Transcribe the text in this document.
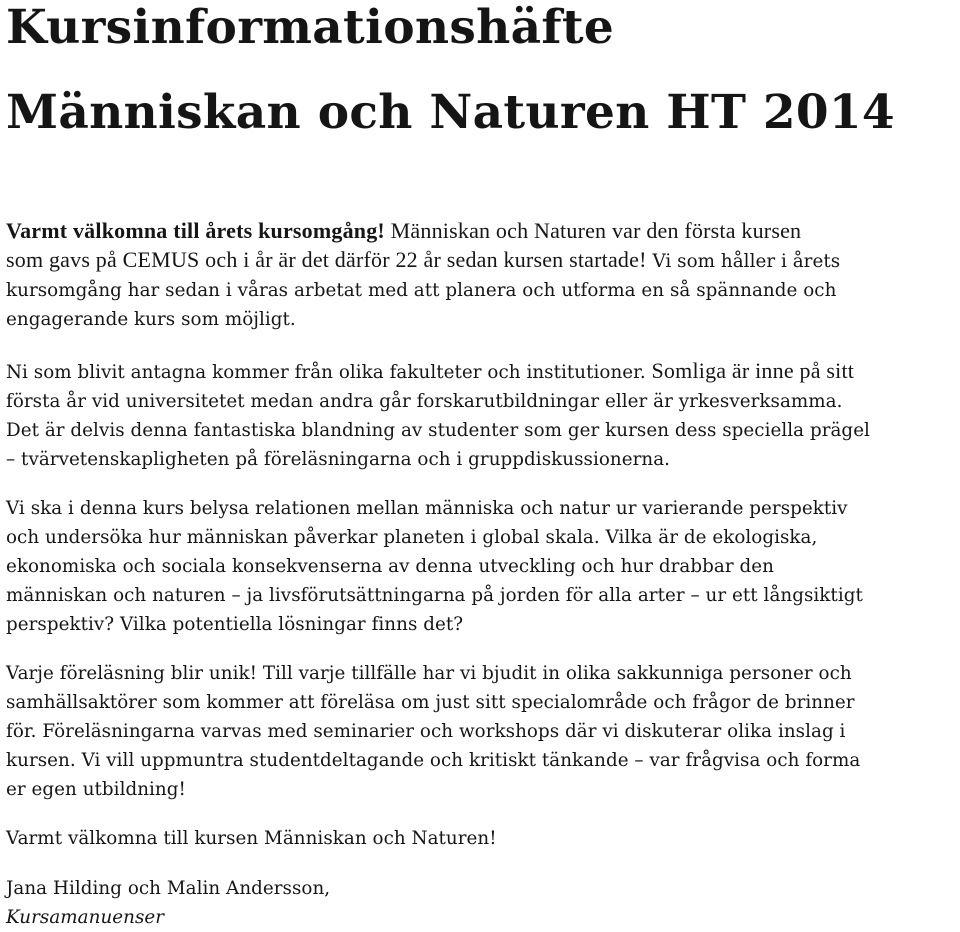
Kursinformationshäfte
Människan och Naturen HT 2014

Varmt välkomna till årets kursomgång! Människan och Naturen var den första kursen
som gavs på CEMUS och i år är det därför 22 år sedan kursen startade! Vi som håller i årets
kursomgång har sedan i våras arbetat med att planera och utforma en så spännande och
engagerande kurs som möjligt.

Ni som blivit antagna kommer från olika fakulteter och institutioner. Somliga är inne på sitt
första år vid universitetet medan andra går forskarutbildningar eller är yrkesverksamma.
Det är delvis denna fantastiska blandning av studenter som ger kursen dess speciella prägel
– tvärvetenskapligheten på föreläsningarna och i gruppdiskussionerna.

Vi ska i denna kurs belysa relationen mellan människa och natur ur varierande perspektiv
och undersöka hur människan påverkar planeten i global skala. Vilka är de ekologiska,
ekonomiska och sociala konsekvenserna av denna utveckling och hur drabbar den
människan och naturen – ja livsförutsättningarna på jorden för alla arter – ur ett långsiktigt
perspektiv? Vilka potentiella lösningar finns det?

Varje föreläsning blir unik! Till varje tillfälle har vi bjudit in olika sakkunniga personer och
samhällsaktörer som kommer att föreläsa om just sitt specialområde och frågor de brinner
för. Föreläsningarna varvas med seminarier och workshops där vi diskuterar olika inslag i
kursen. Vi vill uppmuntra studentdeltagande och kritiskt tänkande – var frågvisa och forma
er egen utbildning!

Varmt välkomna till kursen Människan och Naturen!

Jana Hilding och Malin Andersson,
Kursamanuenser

==

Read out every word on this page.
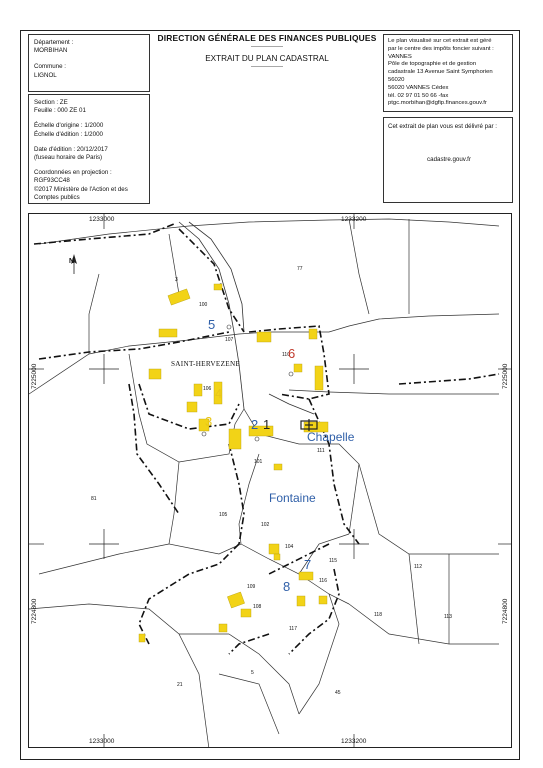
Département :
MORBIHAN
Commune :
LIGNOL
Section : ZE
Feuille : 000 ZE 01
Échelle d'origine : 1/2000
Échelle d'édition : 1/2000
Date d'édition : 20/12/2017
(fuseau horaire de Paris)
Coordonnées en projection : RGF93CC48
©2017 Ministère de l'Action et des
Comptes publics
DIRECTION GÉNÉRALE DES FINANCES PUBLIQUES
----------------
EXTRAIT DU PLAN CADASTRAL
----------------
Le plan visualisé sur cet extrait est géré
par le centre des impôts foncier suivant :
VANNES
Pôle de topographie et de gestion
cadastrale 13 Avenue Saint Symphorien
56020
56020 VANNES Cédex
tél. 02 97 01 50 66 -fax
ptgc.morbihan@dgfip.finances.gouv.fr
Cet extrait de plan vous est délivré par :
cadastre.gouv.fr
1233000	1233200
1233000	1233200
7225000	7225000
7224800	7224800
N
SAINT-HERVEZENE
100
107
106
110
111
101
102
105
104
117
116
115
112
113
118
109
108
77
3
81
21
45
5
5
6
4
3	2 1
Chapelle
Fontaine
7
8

## Job
From the entries above, pull out each line that includes "årets".

## Solution for this problem
Varmt välkomna till årets kursomgång! Människan och Naturen var den första kursen
som gavs på CEMUS och i år är det därför 22 år sedan kursen startade! Vi som håller i årets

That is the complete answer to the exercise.